▶ [Texte fourni]
────────────────────────────────────────
Faut-il «soigner» les enfants agités ?

Dans quel monde vivons-nous, si l’on doit invoquer le soin et peut-être même les médicaments pour simplement élever nos enfants?

Pour les enfants souffrant d’hyperactivité avec déficit de l’attention, tout doit toujours aller très vite.
Bruno Falissard, pédopsychiatre et membre de l’Académie nationale de médecine, nous éclaire sur ce trouble: l'hyperactivité avec déficit de l'attention (TDAH) qui interroge notre société.

Du point de vue clinique, ce trouble associe classiquement impulsivité, hyperactivité motrice et déficit de l’attention. 
On constate que les garçons sont plus touchés que les filles, mais il est difficile de dire avec précision combien d’enfants ou d’adolescents sont concernés car tout dépend du seuil d’intensité que l’on considère comme pathologique. Les études trouvent le plus souvent que 5 % des garçons en âge d’être à l’école primaire seraient atteints ; c’est sans doute une estimation excessive.

Dans tous les cas, le TDAH est fréquemment associé à de nombreux autres troubles (énurésie, opposition et provocation, mais aussi anxiété, dépression et plus tard addictions). 

Du fait même de sa formulation, le TDAH est un trouble très surprenant: depuis quand un enfant plein de vie et d’énergie relèverait-il de la médecine et de la psychiatrie en particulier? Dans quel monde vivons-nous, si l’on doit invoquer le soin et peut-être même les médicaments pour simplement élever nos enfants?

Pour ces jeunes, tout doit toujours aller très vite, ce qui, dans les formes modérées, peut avoir des avantages. Dynamiques, créatifs, spontanés, enthousiastes, leaders, résilients, fonceurs, à l’aise dans les situations de crise: autant de qualités qui peuvent donner des personnalités hautes en couleur et charismatiques. 
Mais, à l’extrême, cela devient vite invivable. Imaginez que dans votre vie toute forme d’attente soit inconcevable: couper systématiquement la parole, être incapable de rester assis en classe ou à table, tout perdre et oublier en permanence, traverser la route sans réfléchir, ne jamais écouter les autres, en particulier les adultes, être incapable de participer à un jeu de société car c’est ennuyeux, proférer des insultes, des méchancetés, tout ce qui vous passe par la tête… 
Rapidement vous serez détesté de tous, y compris de vous-même, au risque de vous marginaliser et de tomber dans la consommation de substances, la délinquance, etc.
────────────────────────────────────────
▶ [Entrées extraites]
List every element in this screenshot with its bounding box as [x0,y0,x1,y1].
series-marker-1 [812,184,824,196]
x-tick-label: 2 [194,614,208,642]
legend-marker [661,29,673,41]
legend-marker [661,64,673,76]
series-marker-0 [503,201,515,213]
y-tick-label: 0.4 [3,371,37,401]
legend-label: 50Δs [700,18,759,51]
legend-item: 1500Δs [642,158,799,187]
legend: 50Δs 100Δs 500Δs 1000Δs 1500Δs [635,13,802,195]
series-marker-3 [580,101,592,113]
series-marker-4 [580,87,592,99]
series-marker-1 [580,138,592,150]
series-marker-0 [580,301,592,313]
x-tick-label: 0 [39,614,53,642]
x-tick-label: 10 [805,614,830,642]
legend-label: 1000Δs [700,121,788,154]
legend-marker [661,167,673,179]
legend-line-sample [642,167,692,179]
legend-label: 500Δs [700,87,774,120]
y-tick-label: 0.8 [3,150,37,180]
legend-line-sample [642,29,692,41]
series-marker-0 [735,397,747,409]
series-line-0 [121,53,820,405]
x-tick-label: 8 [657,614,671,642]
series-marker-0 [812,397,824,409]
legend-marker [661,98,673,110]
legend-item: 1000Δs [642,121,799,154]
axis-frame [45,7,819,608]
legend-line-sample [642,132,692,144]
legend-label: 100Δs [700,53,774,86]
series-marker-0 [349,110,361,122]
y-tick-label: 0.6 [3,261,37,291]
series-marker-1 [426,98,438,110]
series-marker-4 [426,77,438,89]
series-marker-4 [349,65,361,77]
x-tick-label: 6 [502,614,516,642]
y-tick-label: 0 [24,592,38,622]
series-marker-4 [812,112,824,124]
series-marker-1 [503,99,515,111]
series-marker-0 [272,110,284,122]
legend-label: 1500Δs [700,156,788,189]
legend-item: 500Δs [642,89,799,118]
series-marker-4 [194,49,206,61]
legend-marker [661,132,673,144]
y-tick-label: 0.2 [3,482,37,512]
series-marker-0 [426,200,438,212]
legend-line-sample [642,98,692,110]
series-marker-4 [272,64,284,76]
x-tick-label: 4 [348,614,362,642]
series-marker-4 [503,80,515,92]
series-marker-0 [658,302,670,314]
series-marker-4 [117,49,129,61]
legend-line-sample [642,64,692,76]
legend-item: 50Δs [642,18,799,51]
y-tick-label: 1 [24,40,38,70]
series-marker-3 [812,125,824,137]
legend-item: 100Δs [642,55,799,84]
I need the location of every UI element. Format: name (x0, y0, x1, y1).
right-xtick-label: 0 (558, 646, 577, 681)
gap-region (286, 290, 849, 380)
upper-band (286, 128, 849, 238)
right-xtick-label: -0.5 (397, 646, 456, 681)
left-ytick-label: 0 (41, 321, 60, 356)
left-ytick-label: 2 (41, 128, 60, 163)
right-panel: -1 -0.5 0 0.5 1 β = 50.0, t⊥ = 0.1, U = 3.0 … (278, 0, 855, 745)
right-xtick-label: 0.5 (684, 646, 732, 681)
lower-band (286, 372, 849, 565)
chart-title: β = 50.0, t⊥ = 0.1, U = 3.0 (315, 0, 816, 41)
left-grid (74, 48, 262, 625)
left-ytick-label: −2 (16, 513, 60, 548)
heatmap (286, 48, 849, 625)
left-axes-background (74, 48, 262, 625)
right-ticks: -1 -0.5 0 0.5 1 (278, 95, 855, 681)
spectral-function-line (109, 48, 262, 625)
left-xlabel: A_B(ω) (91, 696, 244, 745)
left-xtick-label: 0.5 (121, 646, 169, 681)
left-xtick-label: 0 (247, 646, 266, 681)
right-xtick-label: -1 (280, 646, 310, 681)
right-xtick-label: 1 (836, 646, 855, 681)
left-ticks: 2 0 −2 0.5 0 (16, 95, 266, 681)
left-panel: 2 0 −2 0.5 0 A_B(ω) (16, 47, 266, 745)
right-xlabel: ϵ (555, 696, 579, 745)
────────────────────────────────────────
▶ [Votre tâche] Recopiez à l'identique, s'il vous plaît, le passage de l'article sur le TDAH qui va de « Pour les enfants » jusqu'à « interroge notre société. » inclus.

▶ [Corrigé]
Pour les enfants souffrant d’hyperactivité avec déficit de l’attention, tout doit toujours aller très vite.
Bruno Falissard, pédopsychiatre et membre de l’Académie nationale de médecine, nous éclaire sur ce trouble: l'hyperactivité avec déficit de l'attention (TDAH) qui interroge notre société.